> Record list:
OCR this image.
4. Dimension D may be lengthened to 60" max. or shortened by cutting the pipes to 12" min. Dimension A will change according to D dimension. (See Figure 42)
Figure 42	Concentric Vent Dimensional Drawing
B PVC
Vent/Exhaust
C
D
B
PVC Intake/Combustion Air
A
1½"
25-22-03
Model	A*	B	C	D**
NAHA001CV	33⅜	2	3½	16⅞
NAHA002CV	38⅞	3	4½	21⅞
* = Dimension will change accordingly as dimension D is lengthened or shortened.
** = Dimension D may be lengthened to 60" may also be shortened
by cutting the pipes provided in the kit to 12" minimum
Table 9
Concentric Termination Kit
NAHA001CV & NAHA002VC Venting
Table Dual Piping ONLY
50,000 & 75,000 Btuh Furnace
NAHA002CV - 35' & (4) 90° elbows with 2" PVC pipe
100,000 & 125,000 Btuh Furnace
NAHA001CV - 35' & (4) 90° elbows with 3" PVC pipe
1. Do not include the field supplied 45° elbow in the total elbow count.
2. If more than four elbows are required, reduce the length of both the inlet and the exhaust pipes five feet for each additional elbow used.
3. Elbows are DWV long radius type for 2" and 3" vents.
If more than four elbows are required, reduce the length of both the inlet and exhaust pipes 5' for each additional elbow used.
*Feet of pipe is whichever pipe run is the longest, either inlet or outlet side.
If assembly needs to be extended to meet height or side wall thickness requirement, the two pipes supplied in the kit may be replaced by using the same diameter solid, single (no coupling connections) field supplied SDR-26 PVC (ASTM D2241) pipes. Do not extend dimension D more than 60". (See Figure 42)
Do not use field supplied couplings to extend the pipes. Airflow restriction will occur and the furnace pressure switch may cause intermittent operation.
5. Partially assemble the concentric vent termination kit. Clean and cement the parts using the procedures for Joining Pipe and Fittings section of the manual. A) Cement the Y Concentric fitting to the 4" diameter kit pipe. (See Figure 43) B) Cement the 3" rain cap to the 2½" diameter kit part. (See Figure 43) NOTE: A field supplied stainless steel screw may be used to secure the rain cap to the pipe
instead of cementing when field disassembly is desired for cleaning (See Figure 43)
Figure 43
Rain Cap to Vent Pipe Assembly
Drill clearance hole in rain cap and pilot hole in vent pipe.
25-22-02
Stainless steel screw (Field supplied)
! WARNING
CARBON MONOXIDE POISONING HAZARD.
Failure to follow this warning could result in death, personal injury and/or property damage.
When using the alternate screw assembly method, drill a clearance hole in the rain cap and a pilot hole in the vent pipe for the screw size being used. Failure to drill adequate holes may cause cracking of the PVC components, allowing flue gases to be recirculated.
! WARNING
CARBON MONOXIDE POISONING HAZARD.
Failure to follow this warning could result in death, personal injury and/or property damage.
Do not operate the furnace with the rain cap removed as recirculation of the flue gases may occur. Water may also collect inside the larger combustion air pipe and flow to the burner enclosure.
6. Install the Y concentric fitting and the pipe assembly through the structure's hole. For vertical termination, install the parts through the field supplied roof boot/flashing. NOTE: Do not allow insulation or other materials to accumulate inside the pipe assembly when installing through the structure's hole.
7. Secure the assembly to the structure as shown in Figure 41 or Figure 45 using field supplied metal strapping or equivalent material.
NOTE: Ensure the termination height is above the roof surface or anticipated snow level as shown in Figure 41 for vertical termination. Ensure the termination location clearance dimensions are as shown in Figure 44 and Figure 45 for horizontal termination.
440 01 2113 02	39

> Directions for this task: Quote all of the entries exactly as they appear.

> Answer to this exercise:
OCR this image.
4. Dimension D may be lengthened to 60" max. or shortened by cutting the pipes to 12" min. Dimension A will change according to D dimension. (See Figure 42)
Figure 42	Concentric Vent Dimensional Drawing
B PVC
Vent/Exhaust
C
D
B
PVC Intake/Combustion Air
A
1½"
25-22-03
Model	A*	B	C	D**
NAHA001CV	33⅜	2	3½	16⅞
NAHA002CV	38⅞	3	4½	21⅞
* = Dimension will change accordingly as dimension D is lengthened or shortened.
** = Dimension D may be lengthened to 60" may also be shortened
by cutting the pipes provided in the kit to 12" minimum
Table 9
Concentric Termination Kit
NAHA001CV & NAHA002VC Venting
Table Dual Piping ONLY
50,000 & 75,000 Btuh Furnace
NAHA002CV - 35' & (4) 90° elbows with 2" PVC pipe
100,000 & 125,000 Btuh Furnace
NAHA001CV - 35' & (4) 90° elbows with 3" PVC pipe
1. Do not include the field supplied 45° elbow in the total elbow count.
2. If more than four elbows are required, reduce the length of both the inlet and the exhaust pipes five feet for each additional elbow used.
3. Elbows are DWV long radius type for 2" and 3" vents.
If more than four elbows are required, reduce the length of both the inlet and exhaust pipes 5' for each additional elbow used.
*Feet of pipe is whichever pipe run is the longest, either inlet or outlet side.
If assembly needs to be extended to meet height or side wall thickness requirement, the two pipes supplied in the kit may be replaced by using the same diameter solid, single (no coupling connections) field supplied SDR-26 PVC (ASTM D2241) pipes. Do not extend dimension D more than 60". (See Figure 42)
Do not use field supplied couplings to extend the pipes. Airflow restriction will occur and the furnace pressure switch may cause intermittent operation.
5. Partially assemble the concentric vent termination kit. Clean and cement the parts using the procedures for Joining Pipe and Fittings section of the manual. A) Cement the Y Concentric fitting to the 4" diameter kit pipe. (See Figure 43) B) Cement the 3" rain cap to the 2½" diameter kit part. (See Figure 43) NOTE: A field supplied stainless steel screw may be used to secure the rain cap to the pipe
instead of cementing when field disassembly is desired for cleaning (See Figure 43)
Figure 43
Rain Cap to Vent Pipe Assembly
Drill clearance hole in rain cap and pilot hole in vent pipe.
25-22-02
Stainless steel screw (Field supplied)
! WARNING
CARBON MONOXIDE POISONING HAZARD.
Failure to follow this warning could result in death, personal injury and/or property damage.
When using the alternate screw assembly method, drill a clearance hole in the rain cap and a pilot hole in the vent pipe for the screw size being used. Failure to drill adequate holes may cause cracking of the PVC components, allowing flue gases to be recirculated.
! WARNING
CARBON MONOXIDE POISONING HAZARD.
Failure to follow this warning could result in death, personal injury and/or property damage.
Do not operate the furnace with the rain cap removed as recirculation of the flue gases may occur. Water may also collect inside the larger combustion air pipe and flow to the burner enclosure.
6. Install the Y concentric fitting and the pipe assembly through the structure's hole. For vertical termination, install the parts through the field supplied roof boot/flashing. NOTE: Do not allow insulation or other materials to accumulate inside the pipe assembly when installing through the structure's hole.
7. Secure the assembly to the structure as shown in Figure 41 or Figure 45 using field supplied metal strapping or equivalent material.
NOTE: Ensure the termination height is above the roof surface or anticipated snow level as shown in Figure 41 for vertical termination. Ensure the termination location clearance dimensions are as shown in Figure 44 and Figure 45 for horizontal termination.
440 01 2113 02	39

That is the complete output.